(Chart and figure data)
————————

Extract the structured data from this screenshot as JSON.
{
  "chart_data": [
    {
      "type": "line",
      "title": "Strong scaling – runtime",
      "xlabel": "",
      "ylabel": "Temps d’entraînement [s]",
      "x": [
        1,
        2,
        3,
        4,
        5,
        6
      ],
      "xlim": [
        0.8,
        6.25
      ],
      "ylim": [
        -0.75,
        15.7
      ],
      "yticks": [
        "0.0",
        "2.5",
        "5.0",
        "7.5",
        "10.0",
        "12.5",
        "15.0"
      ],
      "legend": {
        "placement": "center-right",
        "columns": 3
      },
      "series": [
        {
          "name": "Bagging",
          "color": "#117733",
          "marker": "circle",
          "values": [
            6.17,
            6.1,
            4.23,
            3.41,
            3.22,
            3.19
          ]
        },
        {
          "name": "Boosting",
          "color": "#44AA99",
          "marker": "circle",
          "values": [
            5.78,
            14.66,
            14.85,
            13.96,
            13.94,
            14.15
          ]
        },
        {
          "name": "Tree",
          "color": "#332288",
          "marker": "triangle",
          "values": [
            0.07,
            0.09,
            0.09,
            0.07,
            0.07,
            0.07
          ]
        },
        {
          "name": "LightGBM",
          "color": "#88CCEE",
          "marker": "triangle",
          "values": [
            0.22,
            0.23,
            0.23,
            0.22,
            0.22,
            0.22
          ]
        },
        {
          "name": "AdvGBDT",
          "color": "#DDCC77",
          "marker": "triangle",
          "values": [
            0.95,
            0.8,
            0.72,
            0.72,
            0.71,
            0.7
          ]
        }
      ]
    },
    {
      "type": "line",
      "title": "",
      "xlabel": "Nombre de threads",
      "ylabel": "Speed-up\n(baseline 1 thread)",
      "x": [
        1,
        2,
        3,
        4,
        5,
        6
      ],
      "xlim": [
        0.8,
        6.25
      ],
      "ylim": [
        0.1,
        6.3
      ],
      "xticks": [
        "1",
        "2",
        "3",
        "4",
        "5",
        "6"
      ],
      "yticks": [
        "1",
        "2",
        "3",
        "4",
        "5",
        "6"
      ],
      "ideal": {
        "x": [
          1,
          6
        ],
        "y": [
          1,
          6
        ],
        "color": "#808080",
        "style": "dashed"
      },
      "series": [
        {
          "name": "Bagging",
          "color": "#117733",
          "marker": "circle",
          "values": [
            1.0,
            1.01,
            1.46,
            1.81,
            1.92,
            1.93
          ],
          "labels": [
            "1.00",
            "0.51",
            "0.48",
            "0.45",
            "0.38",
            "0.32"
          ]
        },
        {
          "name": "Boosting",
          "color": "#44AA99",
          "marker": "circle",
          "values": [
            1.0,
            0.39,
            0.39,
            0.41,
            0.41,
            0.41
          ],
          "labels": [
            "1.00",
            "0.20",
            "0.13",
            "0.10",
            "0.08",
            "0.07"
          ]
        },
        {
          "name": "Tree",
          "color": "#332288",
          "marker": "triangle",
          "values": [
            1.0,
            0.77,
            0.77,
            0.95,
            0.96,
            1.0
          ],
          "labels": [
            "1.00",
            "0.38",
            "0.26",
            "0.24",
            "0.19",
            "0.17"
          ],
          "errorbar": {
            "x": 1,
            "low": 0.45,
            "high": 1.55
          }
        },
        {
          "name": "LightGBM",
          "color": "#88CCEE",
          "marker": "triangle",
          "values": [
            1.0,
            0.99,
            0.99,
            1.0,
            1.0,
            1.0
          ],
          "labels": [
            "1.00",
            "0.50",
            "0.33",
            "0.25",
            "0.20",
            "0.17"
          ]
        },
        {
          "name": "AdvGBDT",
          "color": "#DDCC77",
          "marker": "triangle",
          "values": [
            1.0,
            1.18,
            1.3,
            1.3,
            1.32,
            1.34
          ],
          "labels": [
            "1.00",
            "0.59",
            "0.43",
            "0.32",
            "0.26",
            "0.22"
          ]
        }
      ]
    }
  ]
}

————————

WHAT NEEDS TO BE DONE:
Give every line of the material again, exactly as it reads.

RESULT FOR THIS EXERCISE:
Extract the structured data from this screenshot as JSON.
{
  "chart_data": [
    {
      "type": "line",
      "title": "Strong scaling – runtime",
      "xlabel": "",
      "ylabel": "Temps d’entraînement [s]",
      "x": [
        1,
        2,
        3,
        4,
        5,
        6
      ],
      "xlim": [
        0.8,
        6.25
      ],
      "ylim": [
        -0.75,
        15.7
      ],
      "yticks": [
        "0.0",
        "2.5",
        "5.0",
        "7.5",
        "10.0",
        "12.5",
        "15.0"
      ],
      "legend": {
        "placement": "center-right",
        "columns": 3
      },
      "series": [
        {
          "name": "Bagging",
          "color": "#117733",
          "marker": "circle",
          "values": [
            6.17,
            6.1,
            4.23,
            3.41,
            3.22,
            3.19
          ]
        },
        {
          "name": "Boosting",
          "color": "#44AA99",
          "marker": "circle",
          "values": [
            5.78,
            14.66,
            14.85,
            13.96,
            13.94,
            14.15
          ]
        },
        {
          "name": "Tree",
          "color": "#332288",
          "marker": "triangle",
          "values": [
            0.07,
            0.09,
            0.09,
            0.07,
            0.07,
            0.07
          ]
        },
        {
          "name": "LightGBM",
          "color": "#88CCEE",
          "marker": "triangle",
          "values": [
            0.22,
            0.23,
            0.23,
            0.22,
            0.22,
            0.22
          ]
        },
        {
          "name": "AdvGBDT",
          "color": "#DDCC77",
          "marker": "triangle",
          "values": [
            0.95,
            0.8,
            0.72,
            0.72,
            0.71,
            0.7
          ]
        }
      ]
    },
    {
      "type": "line",
      "title": "",
      "xlabel": "Nombre de threads",
      "ylabel": "Speed-up\n(baseline 1 thread)",
      "x": [
        1,
        2,
        3,
        4,
        5,
        6
      ],
      "xlim": [
        0.8,
        6.25
      ],
      "ylim": [
        0.1,
        6.3
      ],
      "xticks": [
        "1",
        "2",
        "3",
        "4",
        "5",
        "6"
      ],
      "yticks": [
        "1",
        "2",
        "3",
        "4",
        "5",
        "6"
      ],
      "ideal": {
        "x": [
          1,
          6
        ],
        "y": [
          1,
          6
        ],
        "color": "#808080",
        "style": "dashed"
      },
      "series": [
        {
          "name": "Bagging",
          "color": "#117733",
          "marker": "circle",
          "values": [
            1.0,
            1.01,
            1.46,
            1.81,
            1.92,
            1.93
          ],
          "labels": [
            "1.00",
            "0.51",
            "0.48",
            "0.45",
            "0.38",
            "0.32"
          ]
        },
        {
          "name": "Boosting",
          "color": "#44AA99",
          "marker": "circle",
          "values": [
            1.0,
            0.39,
            0.39,
            0.41,
            0.41,
            0.41
          ],
          "labels": [
            "1.00",
            "0.20",
            "0.13",
            "0.10",
            "0.08",
            "0.07"
          ]
        },
        {
          "name": "Tree",
          "color": "#332288",
          "marker": "triangle",
          "values": [
            1.0,
            0.77,
            0.77,
            0.95,
            0.96,
            1.0
          ],
          "labels": [
            "1.00",
            "0.38",
            "0.26",
            "0.24",
            "0.19",
            "0.17"
          ],
          "errorbar": {
            "x": 1,
            "low": 0.45,
            "high": 1.55
          }
        },
        {
          "name": "LightGBM",
          "color": "#88CCEE",
          "marker": "triangle",
          "values": [
            1.0,
            0.99,
            0.99,
            1.0,
            1.0,
            1.0
          ],
          "labels": [
            "1.00",
            "0.50",
            "0.33",
            "0.25",
            "0.20",
            "0.17"
          ]
        },
        {
          "name": "AdvGBDT",
          "color": "#DDCC77",
          "marker": "triangle",
          "values": [
            1.0,
            1.18,
            1.3,
            1.3,
            1.32,
            1.34
          ],
          "labels": [
            "1.00",
            "0.59",
            "0.43",
            "0.32",
            "0.26",
            "0.22"
          ]
        }
      ]
    }
  ]
}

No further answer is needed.